→ TASK TO CARRY OUT:
Return every line of the data below that includes the string "from".
::: ENTRIES :::
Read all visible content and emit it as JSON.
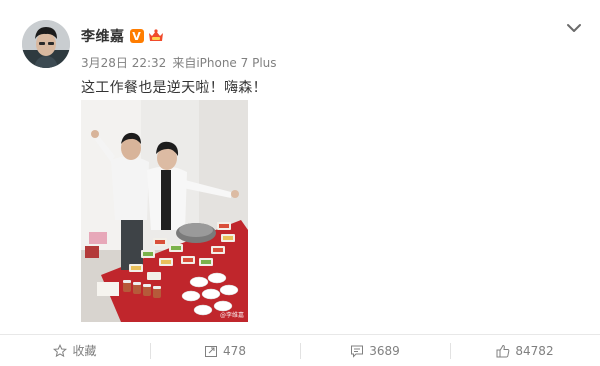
{
  "post": {
    "username": "李维嘉",
    "verified_badge": "V",
    "date": "3月28日 22:32",
    "source": "来自iPhone 7 Plus",
    "text": "这工作餐也是逆天啦！嗨森！",
    "photo_watermark": "@李维嘉"
  },
  "actions": {
    "favorite_label": "收藏",
    "repost_count": "478",
    "comment_count": "3689",
    "like_count": "84782"
  },
  "colors": {
    "verified": "#ff7d00",
    "meta_text": "#808080",
    "body_text": "#333333",
    "border": "#e8e8e8"
  },
  "icons": [
    "favorite-star-icon",
    "repost-icon",
    "comment-icon",
    "like-thumb-icon",
    "chevron-down-icon"
  ]
}
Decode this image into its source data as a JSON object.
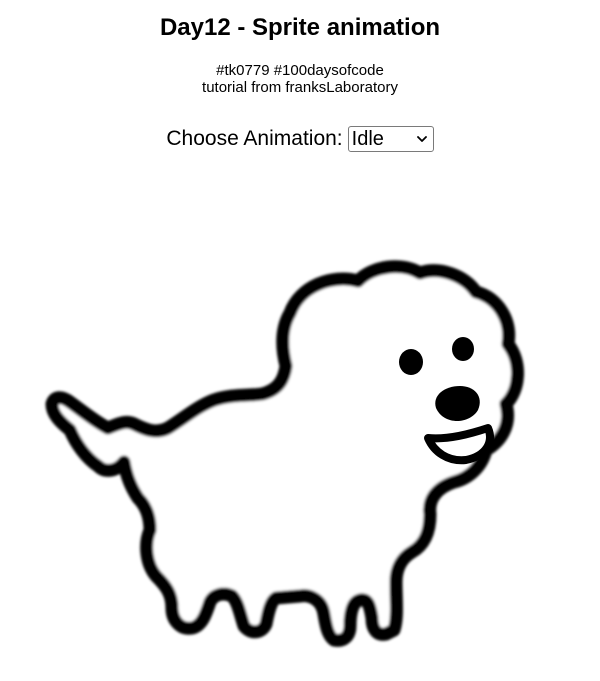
{
  "header": {
    "title": "Day12 - Sprite animation",
    "subtitle_line1": "#tk0779 #100daysofcode",
    "subtitle_line2": "tutorial from franksLaboratory"
  },
  "controls": {
    "label": "Choose Animation:",
    "selected": "Idle"
  },
  "sprite": {
    "icon": "dog-sprite-icon"
  }
}
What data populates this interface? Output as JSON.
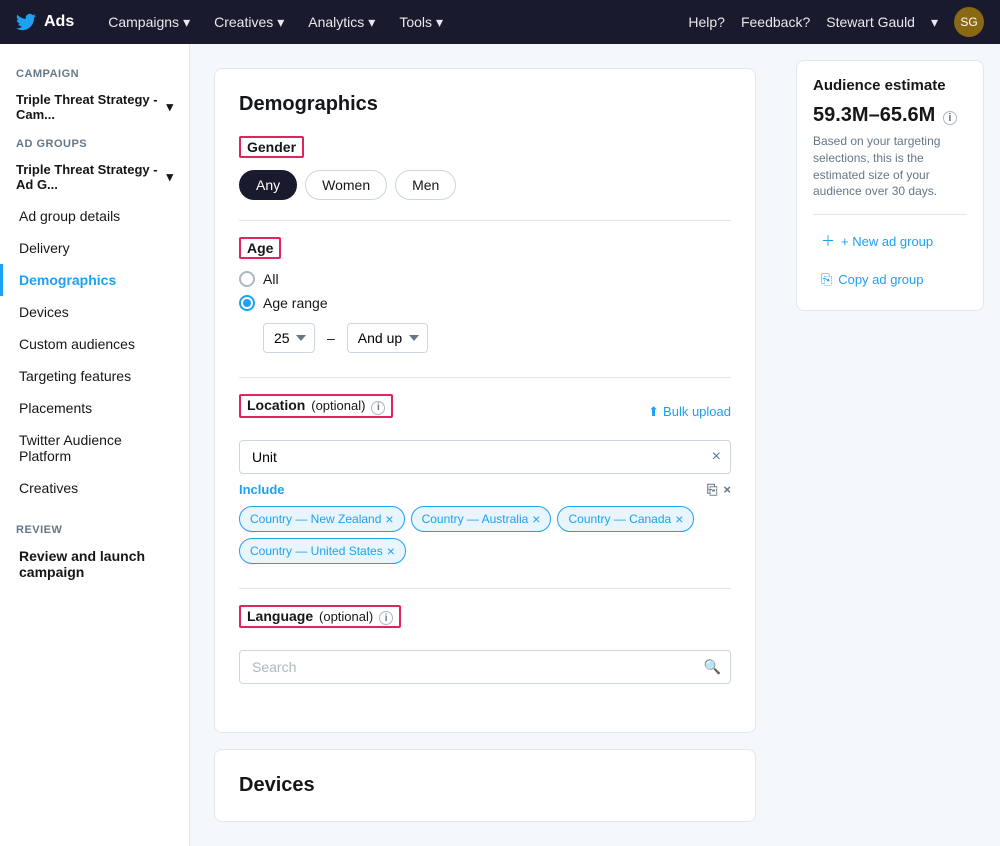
{
  "topnav": {
    "logo_text": "Ads",
    "links": [
      {
        "label": "Campaigns",
        "id": "campaigns"
      },
      {
        "label": "Creatives",
        "id": "creatives-nav"
      },
      {
        "label": "Analytics",
        "id": "analytics"
      },
      {
        "label": "Tools",
        "id": "tools"
      }
    ],
    "help": "Help?",
    "feedback": "Feedback?",
    "user": "Stewart Gauld"
  },
  "sidebar": {
    "campaign_label": "CAMPAIGN",
    "campaign_name": "Triple Threat Strategy - Cam...",
    "adgroups_label": "AD GROUPS",
    "adgroup_name": "Triple Threat Strategy - Ad G...",
    "items": [
      {
        "label": "Ad group details",
        "id": "ad-group-details",
        "active": false
      },
      {
        "label": "Delivery",
        "id": "delivery"
      },
      {
        "label": "Demographics",
        "id": "demographics-nav"
      },
      {
        "label": "Devices",
        "id": "devices-nav"
      },
      {
        "label": "Custom audiences",
        "id": "custom-audiences"
      },
      {
        "label": "Targeting features",
        "id": "targeting-features"
      },
      {
        "label": "Placements",
        "id": "placements"
      },
      {
        "label": "Twitter Audience Platform",
        "id": "twitter-audience-platform"
      },
      {
        "label": "Creatives",
        "id": "creatives"
      }
    ],
    "review_label": "REVIEW",
    "review_item": "Review and launch campaign"
  },
  "main": {
    "section_title": "Demographics",
    "gender": {
      "label": "Gender",
      "options": [
        {
          "label": "Any",
          "active": true
        },
        {
          "label": "Women",
          "active": false
        },
        {
          "label": "Men",
          "active": false
        }
      ]
    },
    "age": {
      "label": "Age",
      "options": [
        {
          "label": "All",
          "selected": false
        },
        {
          "label": "Age range",
          "selected": true
        }
      ],
      "from": "25",
      "to_label": "And up",
      "dash": "–"
    },
    "location": {
      "label": "Location",
      "optional": "(optional)",
      "bulk_upload": "Bulk upload",
      "search_value": "Unit",
      "include_label": "Include",
      "tags": [
        "Country — New Zealand",
        "Country — Australia",
        "Country — Canada",
        "Country — United States"
      ]
    },
    "language": {
      "label": "Language",
      "optional": "(optional)",
      "search_placeholder": "Search"
    },
    "devices_title": "Devices"
  },
  "audience": {
    "title": "Audience estimate",
    "range": "59.3M–65.6M",
    "description": "Based on your targeting selections, this is the estimated size of your audience over 30 days.",
    "new_ad_group": "+ New ad group",
    "copy_ad_group": "Copy ad group"
  }
}
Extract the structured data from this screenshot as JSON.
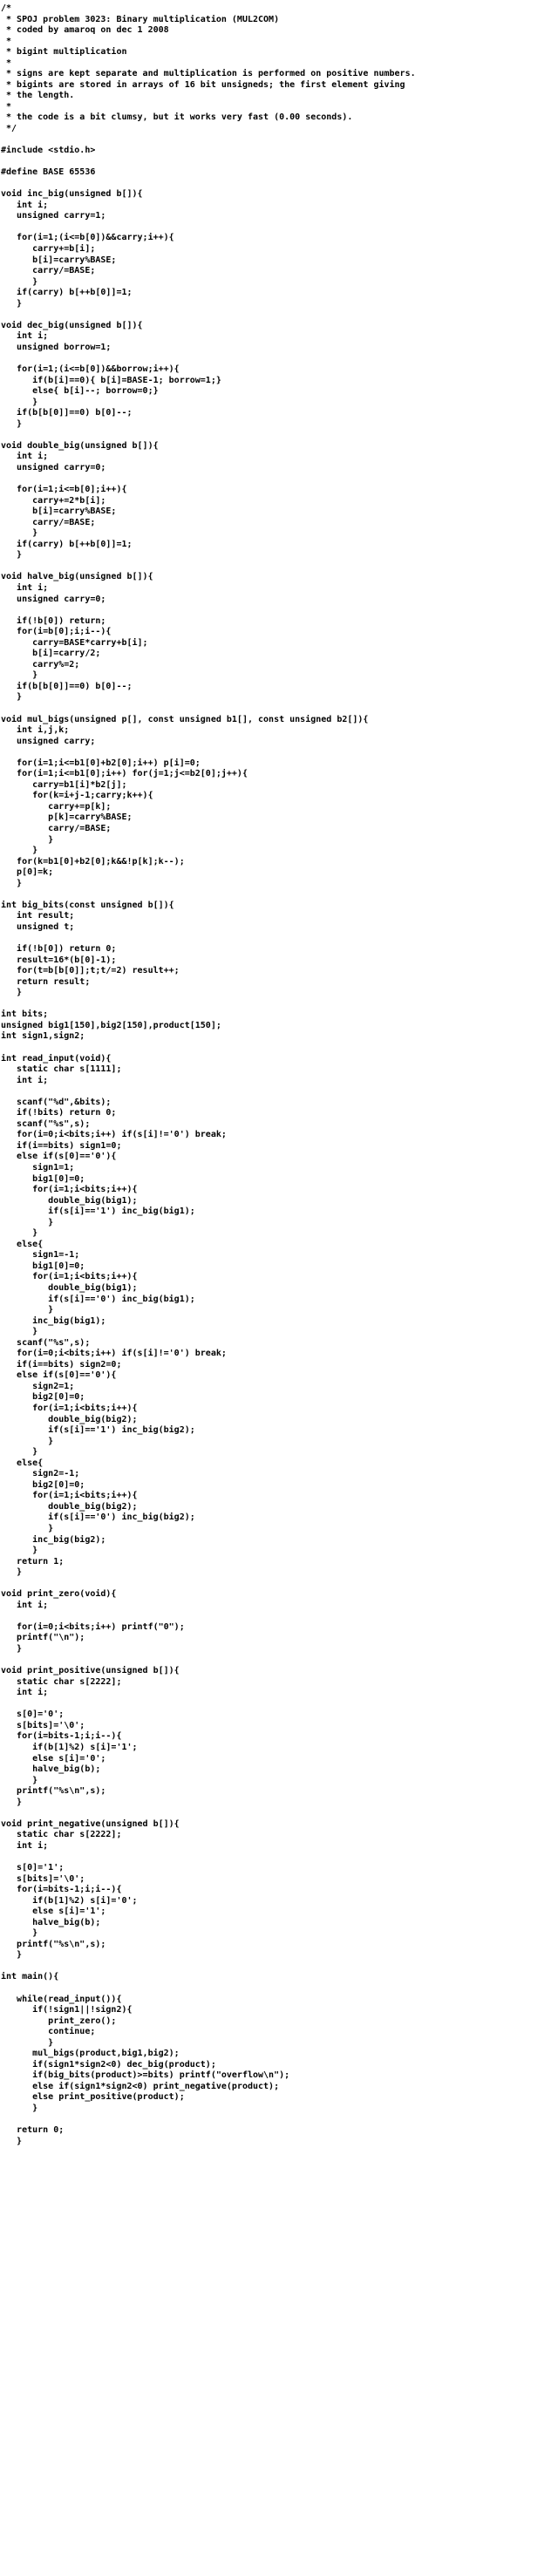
{
  "document": {
    "lines": [
      "/*",
      " * SPOJ problem 3023: Binary multiplication (MUL2COM)",
      " * coded by amaroq on dec 1 2008",
      " *",
      " * bigint multiplication",
      " *",
      " * signs are kept separate and multiplication is performed on positive numbers.",
      " * bigints are stored in arrays of 16 bit unsigneds; the first element giving",
      " * the length.",
      " *",
      " * the code is a bit clumsy, but it works very fast (0.00 seconds).",
      " */",
      "",
      "#include <stdio.h>",
      "",
      "#define BASE 65536",
      "",
      "void inc_big(unsigned b[]){",
      "   int i;",
      "   unsigned carry=1;",
      "",
      "   for(i=1;(i<=b[0])&&carry;i++){",
      "      carry+=b[i];",
      "      b[i]=carry%BASE;",
      "      carry/=BASE;",
      "      }",
      "   if(carry) b[++b[0]]=1;",
      "   }",
      "",
      "void dec_big(unsigned b[]){",
      "   int i;",
      "   unsigned borrow=1;",
      "",
      "   for(i=1;(i<=b[0])&&borrow;i++){",
      "      if(b[i]==0){ b[i]=BASE-1; borrow=1;}",
      "      else{ b[i]--; borrow=0;}",
      "      }",
      "   if(b[b[0]]==0) b[0]--;",
      "   }",
      "",
      "void double_big(unsigned b[]){",
      "   int i;",
      "   unsigned carry=0;",
      "",
      "   for(i=1;i<=b[0];i++){",
      "      carry+=2*b[i];",
      "      b[i]=carry%BASE;",
      "      carry/=BASE;",
      "      }",
      "   if(carry) b[++b[0]]=1;",
      "   }",
      "",
      "void halve_big(unsigned b[]){",
      "   int i;",
      "   unsigned carry=0;",
      "",
      "   if(!b[0]) return;",
      "   for(i=b[0];i;i--){",
      "      carry=BASE*carry+b[i];",
      "      b[i]=carry/2;",
      "      carry%=2;",
      "      }",
      "   if(b[b[0]]==0) b[0]--;",
      "   }",
      "",
      "void mul_bigs(unsigned p[], const unsigned b1[], const unsigned b2[]){",
      "   int i,j,k;",
      "   unsigned carry;",
      "",
      "   for(i=1;i<=b1[0]+b2[0];i++) p[i]=0;",
      "   for(i=1;i<=b1[0];i++) for(j=1;j<=b2[0];j++){",
      "      carry=b1[i]*b2[j];",
      "      for(k=i+j-1;carry;k++){",
      "         carry+=p[k];",
      "         p[k]=carry%BASE;",
      "         carry/=BASE;",
      "         }",
      "      }",
      "   for(k=b1[0]+b2[0];k&&!p[k];k--);",
      "   p[0]=k;",
      "   }",
      "",
      "int big_bits(const unsigned b[]){",
      "   int result;",
      "   unsigned t;",
      "",
      "   if(!b[0]) return 0;",
      "   result=16*(b[0]-1);",
      "   for(t=b[b[0]];t;t/=2) result++;",
      "   return result;",
      "   }",
      "",
      "int bits;",
      "unsigned big1[150],big2[150],product[150];",
      "int sign1,sign2;",
      "",
      "int read_input(void){",
      "   static char s[1111];",
      "   int i;",
      "",
      "   scanf(\"%d\",&bits);",
      "   if(!bits) return 0;",
      "   scanf(\"%s\",s);",
      "   for(i=0;i<bits;i++) if(s[i]!='0') break;",
      "   if(i==bits) sign1=0;",
      "   else if(s[0]=='0'){",
      "      sign1=1;",
      "      big1[0]=0;",
      "      for(i=1;i<bits;i++){",
      "         double_big(big1);",
      "         if(s[i]=='1') inc_big(big1);",
      "         }",
      "      }",
      "   else{",
      "      sign1=-1;",
      "      big1[0]=0;",
      "      for(i=1;i<bits;i++){",
      "         double_big(big1);",
      "         if(s[i]=='0') inc_big(big1);",
      "         }",
      "      inc_big(big1);",
      "      }",
      "   scanf(\"%s\",s);",
      "   for(i=0;i<bits;i++) if(s[i]!='0') break;",
      "   if(i==bits) sign2=0;",
      "   else if(s[0]=='0'){",
      "      sign2=1;",
      "      big2[0]=0;",
      "      for(i=1;i<bits;i++){",
      "         double_big(big2);",
      "         if(s[i]=='1') inc_big(big2);",
      "         }",
      "      }",
      "   else{",
      "      sign2=-1;",
      "      big2[0]=0;",
      "      for(i=1;i<bits;i++){",
      "         double_big(big2);",
      "         if(s[i]=='0') inc_big(big2);",
      "         }",
      "      inc_big(big2);",
      "      }",
      "   return 1;",
      "   }",
      "",
      "void print_zero(void){",
      "   int i;",
      "",
      "   for(i=0;i<bits;i++) printf(\"0\");",
      "   printf(\"\\n\");",
      "   }",
      "",
      "void print_positive(unsigned b[]){",
      "   static char s[2222];",
      "   int i;",
      "",
      "   s[0]='0';",
      "   s[bits]='\\0';",
      "   for(i=bits-1;i;i--){",
      "      if(b[1]%2) s[i]='1';",
      "      else s[i]='0';",
      "      halve_big(b);",
      "      }",
      "   printf(\"%s\\n\",s);",
      "   }",
      "",
      "void print_negative(unsigned b[]){",
      "   static char s[2222];",
      "   int i;",
      "",
      "   s[0]='1';",
      "   s[bits]='\\0';",
      "   for(i=bits-1;i;i--){",
      "      if(b[1]%2) s[i]='0';",
      "      else s[i]='1';",
      "      halve_big(b);",
      "      }",
      "   printf(\"%s\\n\",s);",
      "   }",
      "",
      "int main(){",
      "",
      "   while(read_input()){",
      "      if(!sign1||!sign2){",
      "         print_zero();",
      "         continue;",
      "         }",
      "      mul_bigs(product,big1,big2);",
      "      if(sign1*sign2<0) dec_big(product);",
      "      if(big_bits(product)>=bits) printf(\"overflow\\n\");",
      "      else if(sign1*sign2<0) print_negative(product);",
      "      else print_positive(product);",
      "      }",
      "",
      "   return 0;",
      "   }"
    ]
  }
}
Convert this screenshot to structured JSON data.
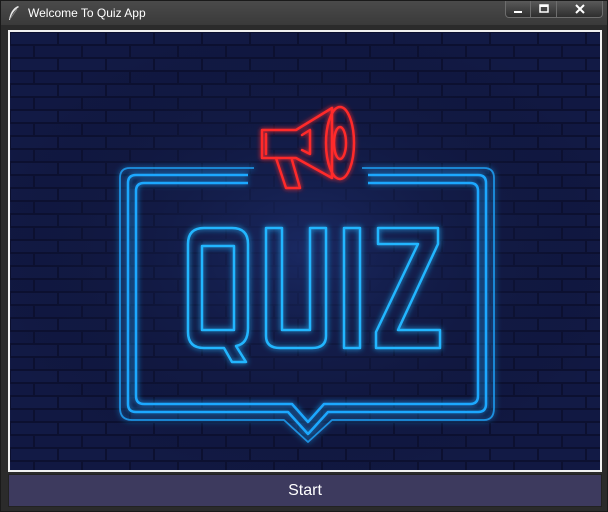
{
  "window": {
    "title": "Welcome To Quiz App"
  },
  "banner": {
    "logo_text": "QUIZ"
  },
  "actions": {
    "start_label": "Start"
  },
  "icons": {
    "app": "feather-icon",
    "megaphone": "megaphone-icon",
    "minimize": "minimize-icon",
    "maximize": "maximize-icon",
    "close": "close-icon"
  },
  "colors": {
    "neon_blue": "#1ea8ff",
    "neon_red": "#ff2a2a",
    "brick_bg": "#0d1233",
    "start_bg": "#3d3a5e"
  }
}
:::
→ WRITTEN RESPONSE:
    "subtitle_line2": "tutorial from franksLaboratory"
      "from": "25",
Extract the structured data from this screenshot as JSON.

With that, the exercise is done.